**DATA FOR THE TASK**:
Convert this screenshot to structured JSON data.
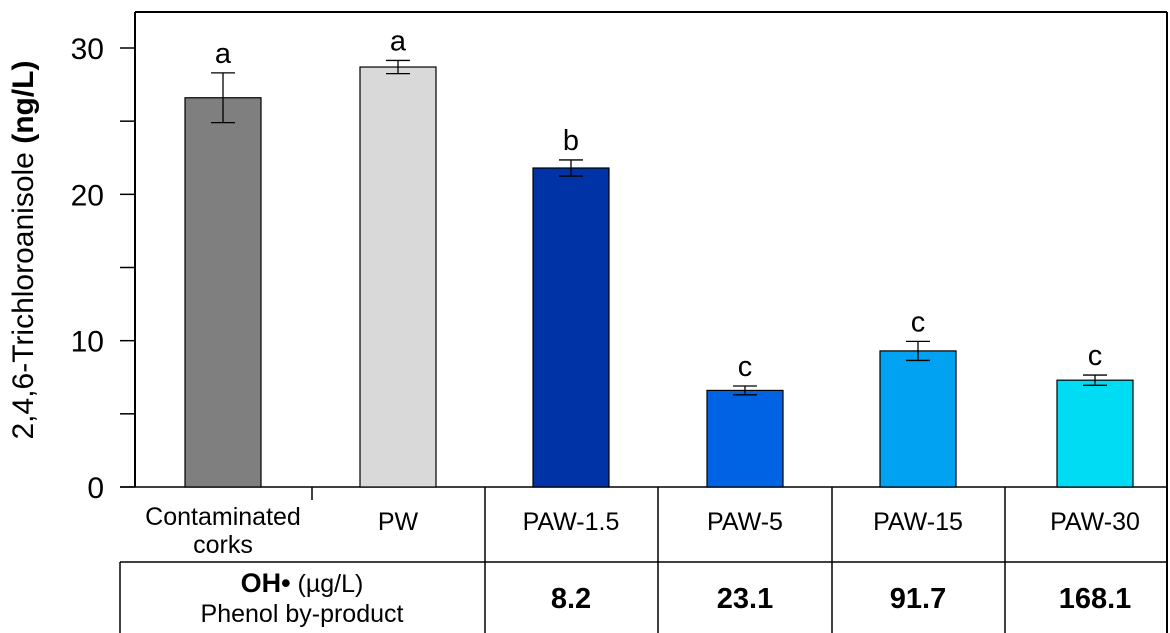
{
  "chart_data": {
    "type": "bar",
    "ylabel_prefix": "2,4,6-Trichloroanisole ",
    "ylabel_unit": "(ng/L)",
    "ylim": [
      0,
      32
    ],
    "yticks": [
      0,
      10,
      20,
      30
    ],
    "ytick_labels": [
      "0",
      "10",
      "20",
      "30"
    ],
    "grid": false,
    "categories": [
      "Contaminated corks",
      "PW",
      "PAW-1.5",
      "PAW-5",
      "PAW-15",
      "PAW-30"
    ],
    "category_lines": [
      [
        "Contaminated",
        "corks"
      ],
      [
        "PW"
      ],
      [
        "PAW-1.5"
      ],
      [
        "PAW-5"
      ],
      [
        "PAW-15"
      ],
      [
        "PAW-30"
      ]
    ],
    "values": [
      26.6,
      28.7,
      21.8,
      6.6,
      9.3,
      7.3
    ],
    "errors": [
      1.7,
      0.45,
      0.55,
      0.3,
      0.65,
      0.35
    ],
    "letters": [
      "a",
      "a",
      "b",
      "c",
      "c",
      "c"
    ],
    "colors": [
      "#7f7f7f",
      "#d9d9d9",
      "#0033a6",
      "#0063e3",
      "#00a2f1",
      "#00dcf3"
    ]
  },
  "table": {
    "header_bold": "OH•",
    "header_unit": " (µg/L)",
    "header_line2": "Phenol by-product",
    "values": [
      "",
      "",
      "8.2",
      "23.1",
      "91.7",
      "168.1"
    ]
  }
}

--

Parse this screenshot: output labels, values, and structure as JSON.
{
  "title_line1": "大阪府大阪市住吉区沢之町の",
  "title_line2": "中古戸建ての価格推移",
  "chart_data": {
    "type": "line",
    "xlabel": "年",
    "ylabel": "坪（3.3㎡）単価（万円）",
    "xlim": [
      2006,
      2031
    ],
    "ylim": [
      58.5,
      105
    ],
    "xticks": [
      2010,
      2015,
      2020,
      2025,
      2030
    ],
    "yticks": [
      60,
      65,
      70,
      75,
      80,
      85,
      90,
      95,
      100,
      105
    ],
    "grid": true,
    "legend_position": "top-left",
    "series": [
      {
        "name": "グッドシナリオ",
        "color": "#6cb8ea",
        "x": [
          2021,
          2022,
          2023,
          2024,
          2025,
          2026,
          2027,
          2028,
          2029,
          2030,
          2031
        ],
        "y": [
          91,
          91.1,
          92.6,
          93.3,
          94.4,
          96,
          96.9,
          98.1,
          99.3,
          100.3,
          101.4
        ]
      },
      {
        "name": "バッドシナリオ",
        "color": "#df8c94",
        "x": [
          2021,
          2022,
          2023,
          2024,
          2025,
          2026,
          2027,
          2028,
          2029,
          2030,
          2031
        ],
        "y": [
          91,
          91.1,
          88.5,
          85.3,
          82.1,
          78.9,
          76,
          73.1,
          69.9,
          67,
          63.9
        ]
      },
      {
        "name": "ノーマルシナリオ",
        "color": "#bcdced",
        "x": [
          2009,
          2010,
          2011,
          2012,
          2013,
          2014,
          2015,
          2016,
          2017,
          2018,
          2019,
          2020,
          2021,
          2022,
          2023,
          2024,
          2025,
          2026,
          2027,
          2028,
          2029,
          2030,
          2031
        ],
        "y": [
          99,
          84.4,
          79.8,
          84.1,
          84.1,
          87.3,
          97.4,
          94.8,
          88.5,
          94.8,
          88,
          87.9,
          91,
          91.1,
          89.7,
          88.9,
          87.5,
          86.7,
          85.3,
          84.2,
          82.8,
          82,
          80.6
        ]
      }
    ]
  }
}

**REQUEST**: Search the data above for the string "JSON" and copy each line that has it.

**SOLVED EXERCISE**:
Convert this screenshot to structured JSON data.
Parse this screenshot: output labels, values, and structure as JSON.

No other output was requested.